WHAT THE TASK REQUIRES:
Examine the records and identify each line that includes the string "source". Copy those lines.

[Start DATA RECORDS]

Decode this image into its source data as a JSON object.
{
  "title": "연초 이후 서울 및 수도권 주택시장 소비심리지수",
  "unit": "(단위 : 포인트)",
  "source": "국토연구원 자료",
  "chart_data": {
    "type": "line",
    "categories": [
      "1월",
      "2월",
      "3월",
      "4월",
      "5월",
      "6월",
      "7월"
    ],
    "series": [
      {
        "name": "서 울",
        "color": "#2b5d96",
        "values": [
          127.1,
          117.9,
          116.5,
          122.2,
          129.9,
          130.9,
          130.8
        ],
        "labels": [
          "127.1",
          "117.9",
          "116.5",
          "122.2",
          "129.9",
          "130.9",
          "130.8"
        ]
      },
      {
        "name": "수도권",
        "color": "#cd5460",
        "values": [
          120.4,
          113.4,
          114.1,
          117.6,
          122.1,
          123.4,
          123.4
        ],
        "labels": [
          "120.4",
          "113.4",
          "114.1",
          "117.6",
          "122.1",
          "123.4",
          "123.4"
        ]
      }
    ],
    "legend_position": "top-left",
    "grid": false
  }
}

[End DATA RECORDS]

WRITTEN SOLUTION:
Decode this image into its source data as a JSON object.
  "source": "국토연구원 자료",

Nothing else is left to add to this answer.